> **SET TASK**
Filter the entries below, keeping only lines with the word "this".

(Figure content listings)
○ ○ ○ ○ ○
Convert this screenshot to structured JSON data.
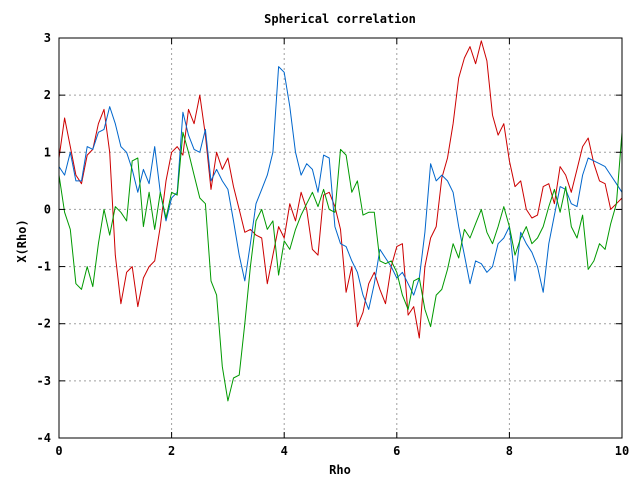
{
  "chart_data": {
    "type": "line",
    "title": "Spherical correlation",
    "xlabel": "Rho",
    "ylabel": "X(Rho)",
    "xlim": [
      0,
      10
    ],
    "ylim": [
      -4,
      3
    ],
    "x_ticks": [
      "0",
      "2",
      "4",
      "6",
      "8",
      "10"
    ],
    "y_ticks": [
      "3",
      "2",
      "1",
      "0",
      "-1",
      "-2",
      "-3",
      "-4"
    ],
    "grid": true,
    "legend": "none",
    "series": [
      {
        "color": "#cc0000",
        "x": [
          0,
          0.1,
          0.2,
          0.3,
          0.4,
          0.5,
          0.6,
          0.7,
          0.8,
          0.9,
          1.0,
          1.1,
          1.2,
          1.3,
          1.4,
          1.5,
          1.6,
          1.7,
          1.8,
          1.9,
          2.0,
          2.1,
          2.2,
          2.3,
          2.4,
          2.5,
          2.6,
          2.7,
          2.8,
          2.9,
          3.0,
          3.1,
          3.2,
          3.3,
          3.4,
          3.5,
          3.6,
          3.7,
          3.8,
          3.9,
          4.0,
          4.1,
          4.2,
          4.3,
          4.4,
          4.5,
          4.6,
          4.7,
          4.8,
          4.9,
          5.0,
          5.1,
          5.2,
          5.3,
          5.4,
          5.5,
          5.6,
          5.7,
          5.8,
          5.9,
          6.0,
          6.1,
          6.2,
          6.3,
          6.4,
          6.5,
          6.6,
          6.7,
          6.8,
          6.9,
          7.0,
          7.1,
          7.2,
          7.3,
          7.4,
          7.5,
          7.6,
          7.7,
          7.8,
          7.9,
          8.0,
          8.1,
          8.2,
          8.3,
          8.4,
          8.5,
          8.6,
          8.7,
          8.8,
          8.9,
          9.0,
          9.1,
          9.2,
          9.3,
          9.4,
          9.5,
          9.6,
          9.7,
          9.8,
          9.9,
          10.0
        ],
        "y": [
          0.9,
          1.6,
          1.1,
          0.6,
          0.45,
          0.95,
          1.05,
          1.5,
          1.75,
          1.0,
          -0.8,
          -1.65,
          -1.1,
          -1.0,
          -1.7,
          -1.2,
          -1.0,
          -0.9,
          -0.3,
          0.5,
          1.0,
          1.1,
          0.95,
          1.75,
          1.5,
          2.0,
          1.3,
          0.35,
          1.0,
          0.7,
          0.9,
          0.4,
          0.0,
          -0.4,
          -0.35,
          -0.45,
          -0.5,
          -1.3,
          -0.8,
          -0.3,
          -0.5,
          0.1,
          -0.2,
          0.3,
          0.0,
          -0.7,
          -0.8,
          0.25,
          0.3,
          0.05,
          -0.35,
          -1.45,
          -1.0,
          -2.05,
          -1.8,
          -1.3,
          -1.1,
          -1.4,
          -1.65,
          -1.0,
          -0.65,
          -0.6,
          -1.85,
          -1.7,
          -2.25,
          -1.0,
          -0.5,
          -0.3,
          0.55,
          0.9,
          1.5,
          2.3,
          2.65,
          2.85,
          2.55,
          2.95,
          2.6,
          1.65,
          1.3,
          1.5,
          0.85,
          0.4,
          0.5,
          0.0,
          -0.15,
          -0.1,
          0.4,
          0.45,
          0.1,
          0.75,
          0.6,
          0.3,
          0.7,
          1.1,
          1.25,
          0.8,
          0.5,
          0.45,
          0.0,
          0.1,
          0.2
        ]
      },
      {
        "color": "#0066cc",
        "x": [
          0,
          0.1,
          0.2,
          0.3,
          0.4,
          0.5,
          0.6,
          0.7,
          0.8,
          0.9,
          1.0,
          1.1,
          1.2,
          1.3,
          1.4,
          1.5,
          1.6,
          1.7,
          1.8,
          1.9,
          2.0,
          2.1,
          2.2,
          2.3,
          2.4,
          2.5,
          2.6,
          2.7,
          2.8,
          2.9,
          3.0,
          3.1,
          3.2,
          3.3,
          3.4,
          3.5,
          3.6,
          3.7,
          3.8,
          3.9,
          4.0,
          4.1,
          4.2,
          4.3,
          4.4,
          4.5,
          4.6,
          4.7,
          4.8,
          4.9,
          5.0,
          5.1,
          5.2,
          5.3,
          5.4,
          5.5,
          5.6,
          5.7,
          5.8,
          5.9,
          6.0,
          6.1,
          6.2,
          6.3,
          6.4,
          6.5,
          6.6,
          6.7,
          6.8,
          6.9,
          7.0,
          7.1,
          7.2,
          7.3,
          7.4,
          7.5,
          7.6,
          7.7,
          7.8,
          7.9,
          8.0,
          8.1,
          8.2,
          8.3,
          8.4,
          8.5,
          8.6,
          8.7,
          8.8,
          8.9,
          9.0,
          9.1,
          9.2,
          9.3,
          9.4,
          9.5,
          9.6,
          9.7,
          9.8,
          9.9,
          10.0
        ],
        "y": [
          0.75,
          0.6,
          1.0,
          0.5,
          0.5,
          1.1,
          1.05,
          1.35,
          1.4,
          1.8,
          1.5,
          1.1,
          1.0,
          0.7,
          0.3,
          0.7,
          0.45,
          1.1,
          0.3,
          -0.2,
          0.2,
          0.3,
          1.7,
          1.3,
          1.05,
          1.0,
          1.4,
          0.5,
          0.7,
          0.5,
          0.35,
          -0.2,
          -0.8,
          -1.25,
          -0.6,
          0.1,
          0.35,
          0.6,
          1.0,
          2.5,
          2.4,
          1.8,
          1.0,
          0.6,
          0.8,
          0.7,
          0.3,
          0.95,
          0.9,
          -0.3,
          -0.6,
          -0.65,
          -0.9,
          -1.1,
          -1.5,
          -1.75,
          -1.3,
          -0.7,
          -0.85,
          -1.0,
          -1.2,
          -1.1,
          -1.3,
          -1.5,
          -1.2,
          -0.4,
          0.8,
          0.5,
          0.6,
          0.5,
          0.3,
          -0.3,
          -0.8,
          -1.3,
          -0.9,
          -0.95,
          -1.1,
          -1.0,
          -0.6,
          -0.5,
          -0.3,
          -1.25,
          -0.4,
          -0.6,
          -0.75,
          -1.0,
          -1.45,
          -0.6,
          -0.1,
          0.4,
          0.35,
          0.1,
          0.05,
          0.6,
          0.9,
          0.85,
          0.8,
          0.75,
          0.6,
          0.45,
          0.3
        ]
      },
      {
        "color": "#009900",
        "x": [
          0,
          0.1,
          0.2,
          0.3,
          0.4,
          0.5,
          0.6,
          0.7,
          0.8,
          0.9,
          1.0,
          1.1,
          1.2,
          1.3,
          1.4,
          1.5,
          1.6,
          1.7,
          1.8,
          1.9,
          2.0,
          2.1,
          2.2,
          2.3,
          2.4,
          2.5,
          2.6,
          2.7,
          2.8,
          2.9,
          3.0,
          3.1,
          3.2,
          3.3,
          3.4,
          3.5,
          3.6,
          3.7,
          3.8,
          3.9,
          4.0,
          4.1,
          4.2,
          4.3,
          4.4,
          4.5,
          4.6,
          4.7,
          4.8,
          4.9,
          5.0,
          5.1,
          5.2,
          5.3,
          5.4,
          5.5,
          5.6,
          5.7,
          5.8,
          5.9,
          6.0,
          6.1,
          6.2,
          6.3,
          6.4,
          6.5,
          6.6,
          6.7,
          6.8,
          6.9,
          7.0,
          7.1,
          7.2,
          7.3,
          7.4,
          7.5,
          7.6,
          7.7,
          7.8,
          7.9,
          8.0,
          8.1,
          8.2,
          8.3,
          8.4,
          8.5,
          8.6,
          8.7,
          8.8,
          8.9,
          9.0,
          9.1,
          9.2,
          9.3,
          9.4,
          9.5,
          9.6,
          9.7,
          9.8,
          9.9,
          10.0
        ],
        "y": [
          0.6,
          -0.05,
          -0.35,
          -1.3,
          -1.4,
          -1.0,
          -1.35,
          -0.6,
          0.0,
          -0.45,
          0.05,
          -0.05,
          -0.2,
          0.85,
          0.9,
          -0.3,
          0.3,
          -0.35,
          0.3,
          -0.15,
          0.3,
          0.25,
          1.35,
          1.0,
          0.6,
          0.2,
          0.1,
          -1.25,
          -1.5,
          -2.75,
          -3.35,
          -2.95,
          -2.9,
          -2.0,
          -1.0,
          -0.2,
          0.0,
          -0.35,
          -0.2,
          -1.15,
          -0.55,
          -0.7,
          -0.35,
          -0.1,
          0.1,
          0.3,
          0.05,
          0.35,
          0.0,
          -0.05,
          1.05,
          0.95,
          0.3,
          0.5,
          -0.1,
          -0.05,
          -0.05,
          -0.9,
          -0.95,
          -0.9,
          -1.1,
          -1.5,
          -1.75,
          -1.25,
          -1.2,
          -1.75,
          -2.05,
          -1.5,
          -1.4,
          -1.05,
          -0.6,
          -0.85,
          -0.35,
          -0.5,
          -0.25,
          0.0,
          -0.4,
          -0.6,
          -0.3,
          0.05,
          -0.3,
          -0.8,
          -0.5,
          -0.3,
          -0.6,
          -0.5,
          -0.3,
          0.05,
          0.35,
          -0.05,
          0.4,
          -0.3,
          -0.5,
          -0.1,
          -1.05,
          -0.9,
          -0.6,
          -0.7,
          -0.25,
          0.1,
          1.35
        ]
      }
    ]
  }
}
○ ○ ○ ○ ○
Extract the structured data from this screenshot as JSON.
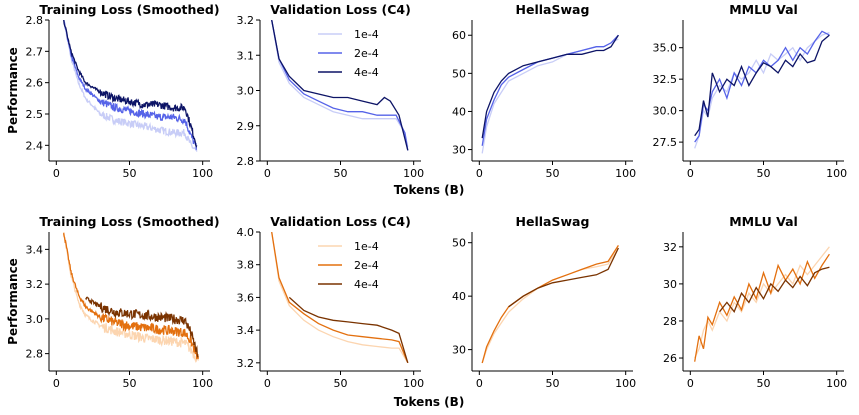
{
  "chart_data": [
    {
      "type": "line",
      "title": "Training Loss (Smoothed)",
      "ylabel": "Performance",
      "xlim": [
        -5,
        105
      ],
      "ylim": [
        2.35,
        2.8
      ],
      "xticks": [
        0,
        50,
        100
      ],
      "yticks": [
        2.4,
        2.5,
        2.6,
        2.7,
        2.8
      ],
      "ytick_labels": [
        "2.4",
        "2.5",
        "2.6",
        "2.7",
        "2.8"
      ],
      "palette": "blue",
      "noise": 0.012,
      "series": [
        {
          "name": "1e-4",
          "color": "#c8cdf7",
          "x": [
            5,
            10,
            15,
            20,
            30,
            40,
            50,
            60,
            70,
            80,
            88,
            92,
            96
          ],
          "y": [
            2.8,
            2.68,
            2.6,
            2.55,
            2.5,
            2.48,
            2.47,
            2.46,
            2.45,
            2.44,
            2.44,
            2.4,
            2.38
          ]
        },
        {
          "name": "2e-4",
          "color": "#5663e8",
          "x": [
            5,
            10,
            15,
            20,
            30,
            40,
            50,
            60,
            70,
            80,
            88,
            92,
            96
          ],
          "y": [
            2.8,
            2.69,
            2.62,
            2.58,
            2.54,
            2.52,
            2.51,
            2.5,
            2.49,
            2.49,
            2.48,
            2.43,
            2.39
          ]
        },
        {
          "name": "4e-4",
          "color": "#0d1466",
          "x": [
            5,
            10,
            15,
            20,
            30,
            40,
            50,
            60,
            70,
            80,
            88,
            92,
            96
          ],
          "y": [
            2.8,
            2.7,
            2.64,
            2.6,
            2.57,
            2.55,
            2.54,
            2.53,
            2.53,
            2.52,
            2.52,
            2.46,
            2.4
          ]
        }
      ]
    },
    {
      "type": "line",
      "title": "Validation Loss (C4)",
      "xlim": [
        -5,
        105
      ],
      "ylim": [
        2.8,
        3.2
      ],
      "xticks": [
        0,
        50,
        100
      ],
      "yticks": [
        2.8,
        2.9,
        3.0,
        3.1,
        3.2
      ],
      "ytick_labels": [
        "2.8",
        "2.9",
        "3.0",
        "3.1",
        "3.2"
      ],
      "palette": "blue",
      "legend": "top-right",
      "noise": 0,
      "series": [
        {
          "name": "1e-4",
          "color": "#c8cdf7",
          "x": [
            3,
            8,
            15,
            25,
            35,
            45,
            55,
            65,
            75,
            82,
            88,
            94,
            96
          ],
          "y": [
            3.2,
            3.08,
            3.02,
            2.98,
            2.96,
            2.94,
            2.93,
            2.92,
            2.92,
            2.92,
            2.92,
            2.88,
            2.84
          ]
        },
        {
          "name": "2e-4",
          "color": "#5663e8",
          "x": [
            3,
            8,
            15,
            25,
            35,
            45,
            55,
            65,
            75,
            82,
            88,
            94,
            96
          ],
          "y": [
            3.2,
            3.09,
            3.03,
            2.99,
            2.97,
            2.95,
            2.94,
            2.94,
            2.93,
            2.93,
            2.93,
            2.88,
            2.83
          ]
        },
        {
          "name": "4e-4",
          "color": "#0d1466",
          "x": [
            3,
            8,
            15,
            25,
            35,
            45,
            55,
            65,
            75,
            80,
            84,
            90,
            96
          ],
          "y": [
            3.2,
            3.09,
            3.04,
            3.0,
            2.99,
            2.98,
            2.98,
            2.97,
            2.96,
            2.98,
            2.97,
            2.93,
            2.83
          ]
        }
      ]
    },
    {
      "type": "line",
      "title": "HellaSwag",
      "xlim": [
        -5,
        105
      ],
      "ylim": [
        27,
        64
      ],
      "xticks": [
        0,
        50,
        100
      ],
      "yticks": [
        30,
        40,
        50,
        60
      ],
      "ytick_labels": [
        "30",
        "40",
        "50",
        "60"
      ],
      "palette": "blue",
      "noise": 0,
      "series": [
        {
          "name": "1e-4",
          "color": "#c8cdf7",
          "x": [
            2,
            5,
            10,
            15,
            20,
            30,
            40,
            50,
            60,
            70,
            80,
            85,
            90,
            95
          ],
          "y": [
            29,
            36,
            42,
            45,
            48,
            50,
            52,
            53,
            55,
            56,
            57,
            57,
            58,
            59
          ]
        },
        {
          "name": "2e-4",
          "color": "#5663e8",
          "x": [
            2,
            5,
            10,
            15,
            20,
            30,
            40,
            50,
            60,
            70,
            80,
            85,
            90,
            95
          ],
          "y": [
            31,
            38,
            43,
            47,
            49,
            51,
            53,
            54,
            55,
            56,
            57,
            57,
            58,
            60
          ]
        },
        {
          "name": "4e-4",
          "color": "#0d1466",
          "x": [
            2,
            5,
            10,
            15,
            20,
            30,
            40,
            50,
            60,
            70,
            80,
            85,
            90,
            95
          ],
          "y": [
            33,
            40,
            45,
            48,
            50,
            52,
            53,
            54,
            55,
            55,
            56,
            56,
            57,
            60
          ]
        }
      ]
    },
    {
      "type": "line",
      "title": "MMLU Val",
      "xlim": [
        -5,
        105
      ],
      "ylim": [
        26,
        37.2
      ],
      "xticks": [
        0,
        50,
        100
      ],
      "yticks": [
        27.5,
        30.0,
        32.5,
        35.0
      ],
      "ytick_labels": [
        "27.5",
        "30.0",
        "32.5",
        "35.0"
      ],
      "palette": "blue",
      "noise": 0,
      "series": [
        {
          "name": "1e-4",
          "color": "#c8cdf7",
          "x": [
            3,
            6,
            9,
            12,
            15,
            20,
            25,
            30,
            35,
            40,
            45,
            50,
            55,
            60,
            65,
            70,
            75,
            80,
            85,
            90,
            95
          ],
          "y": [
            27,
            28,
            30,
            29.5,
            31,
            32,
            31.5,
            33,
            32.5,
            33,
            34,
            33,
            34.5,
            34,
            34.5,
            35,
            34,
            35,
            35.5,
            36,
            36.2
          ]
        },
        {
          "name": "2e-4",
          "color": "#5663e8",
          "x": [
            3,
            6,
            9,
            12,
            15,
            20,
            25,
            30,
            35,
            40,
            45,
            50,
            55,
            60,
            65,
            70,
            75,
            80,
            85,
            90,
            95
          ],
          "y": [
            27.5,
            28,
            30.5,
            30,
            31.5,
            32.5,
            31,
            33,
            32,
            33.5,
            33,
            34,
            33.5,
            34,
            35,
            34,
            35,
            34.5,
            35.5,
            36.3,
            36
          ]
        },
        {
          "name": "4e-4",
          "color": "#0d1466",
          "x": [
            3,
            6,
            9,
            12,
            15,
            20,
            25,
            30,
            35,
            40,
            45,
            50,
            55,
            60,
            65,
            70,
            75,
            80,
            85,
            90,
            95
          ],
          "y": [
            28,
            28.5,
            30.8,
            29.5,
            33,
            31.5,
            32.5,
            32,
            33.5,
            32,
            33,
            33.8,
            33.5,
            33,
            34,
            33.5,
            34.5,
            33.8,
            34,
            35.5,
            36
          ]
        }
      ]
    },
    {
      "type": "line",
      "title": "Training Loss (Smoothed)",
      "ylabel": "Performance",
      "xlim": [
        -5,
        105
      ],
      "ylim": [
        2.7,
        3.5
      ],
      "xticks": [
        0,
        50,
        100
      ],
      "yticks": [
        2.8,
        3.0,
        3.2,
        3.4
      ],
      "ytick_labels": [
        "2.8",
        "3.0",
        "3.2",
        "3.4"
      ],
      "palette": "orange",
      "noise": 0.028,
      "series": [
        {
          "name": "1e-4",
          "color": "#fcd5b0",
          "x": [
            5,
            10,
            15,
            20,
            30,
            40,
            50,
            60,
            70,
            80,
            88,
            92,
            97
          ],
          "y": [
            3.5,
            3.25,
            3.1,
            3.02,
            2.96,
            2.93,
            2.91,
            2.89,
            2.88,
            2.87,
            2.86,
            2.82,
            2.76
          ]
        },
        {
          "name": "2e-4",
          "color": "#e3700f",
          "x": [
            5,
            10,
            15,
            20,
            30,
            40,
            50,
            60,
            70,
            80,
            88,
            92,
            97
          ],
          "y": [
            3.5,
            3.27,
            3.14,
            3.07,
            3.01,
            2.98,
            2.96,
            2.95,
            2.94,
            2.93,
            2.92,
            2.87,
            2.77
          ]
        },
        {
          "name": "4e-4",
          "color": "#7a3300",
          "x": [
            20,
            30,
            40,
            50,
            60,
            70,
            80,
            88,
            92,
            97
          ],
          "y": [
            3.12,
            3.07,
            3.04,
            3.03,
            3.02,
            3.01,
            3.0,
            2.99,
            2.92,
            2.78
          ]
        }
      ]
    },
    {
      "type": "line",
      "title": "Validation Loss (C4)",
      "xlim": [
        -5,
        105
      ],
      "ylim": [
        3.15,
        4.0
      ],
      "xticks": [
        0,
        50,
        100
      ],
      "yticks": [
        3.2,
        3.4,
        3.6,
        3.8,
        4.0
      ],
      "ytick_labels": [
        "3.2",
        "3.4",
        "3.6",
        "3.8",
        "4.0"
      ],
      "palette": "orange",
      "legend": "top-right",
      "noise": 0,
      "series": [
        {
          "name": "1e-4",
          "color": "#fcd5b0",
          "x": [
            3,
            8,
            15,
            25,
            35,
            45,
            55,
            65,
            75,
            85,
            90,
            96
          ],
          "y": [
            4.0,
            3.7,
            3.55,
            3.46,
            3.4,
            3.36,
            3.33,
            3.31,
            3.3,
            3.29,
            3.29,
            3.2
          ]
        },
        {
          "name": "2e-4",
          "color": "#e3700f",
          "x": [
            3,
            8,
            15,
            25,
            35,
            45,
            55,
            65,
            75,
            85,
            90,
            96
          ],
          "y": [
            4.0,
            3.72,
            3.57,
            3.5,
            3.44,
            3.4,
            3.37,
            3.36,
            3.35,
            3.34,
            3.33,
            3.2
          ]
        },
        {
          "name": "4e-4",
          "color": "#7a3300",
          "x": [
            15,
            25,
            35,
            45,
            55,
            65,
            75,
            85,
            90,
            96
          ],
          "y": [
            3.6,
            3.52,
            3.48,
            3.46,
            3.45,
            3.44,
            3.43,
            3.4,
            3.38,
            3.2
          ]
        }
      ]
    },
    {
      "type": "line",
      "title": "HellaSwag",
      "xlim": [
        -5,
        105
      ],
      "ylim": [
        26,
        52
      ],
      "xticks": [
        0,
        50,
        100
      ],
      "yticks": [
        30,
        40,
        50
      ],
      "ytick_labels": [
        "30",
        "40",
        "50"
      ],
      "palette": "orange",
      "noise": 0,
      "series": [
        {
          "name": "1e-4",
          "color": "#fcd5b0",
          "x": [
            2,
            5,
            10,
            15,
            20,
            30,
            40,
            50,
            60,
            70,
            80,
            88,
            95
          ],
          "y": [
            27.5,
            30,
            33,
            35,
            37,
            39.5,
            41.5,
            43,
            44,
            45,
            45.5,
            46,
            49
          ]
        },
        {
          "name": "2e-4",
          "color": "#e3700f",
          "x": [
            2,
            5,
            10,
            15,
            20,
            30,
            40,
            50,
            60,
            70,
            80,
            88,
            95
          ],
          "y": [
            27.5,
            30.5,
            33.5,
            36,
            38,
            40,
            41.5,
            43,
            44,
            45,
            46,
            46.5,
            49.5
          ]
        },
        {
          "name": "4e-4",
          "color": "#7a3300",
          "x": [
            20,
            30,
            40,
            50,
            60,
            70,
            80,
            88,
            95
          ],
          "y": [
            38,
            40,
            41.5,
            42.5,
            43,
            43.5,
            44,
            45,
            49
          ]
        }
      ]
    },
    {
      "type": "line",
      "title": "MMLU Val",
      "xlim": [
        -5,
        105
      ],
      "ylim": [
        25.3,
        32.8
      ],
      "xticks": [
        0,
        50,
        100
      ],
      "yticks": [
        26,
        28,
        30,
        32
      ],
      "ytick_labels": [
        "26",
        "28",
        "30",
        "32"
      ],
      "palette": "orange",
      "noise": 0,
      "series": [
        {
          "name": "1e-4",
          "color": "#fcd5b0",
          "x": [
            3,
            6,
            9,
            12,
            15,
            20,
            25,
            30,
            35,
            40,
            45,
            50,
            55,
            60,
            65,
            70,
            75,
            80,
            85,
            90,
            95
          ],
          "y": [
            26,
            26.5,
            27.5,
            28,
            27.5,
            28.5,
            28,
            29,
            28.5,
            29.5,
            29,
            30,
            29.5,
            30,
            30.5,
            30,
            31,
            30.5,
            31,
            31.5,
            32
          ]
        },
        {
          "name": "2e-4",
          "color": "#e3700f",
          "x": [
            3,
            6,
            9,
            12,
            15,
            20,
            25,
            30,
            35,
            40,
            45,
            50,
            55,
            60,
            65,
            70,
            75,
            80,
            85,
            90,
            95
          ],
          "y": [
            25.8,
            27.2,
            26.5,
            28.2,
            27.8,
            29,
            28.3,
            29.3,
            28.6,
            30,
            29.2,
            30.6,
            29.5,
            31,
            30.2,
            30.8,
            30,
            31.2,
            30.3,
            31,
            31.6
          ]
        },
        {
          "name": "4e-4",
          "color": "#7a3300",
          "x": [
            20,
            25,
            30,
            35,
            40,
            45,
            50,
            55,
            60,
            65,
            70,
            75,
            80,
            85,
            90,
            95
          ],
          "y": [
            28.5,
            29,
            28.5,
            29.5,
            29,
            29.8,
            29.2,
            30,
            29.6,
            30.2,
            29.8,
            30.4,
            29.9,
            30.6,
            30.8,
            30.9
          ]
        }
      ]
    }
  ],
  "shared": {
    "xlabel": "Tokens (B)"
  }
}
○ ○ ○ ○ ○
> **WRITTEN RESPONSE**
Convert this screenshot to structured JSON data.
Extract the structured data from this screenshot as JSON.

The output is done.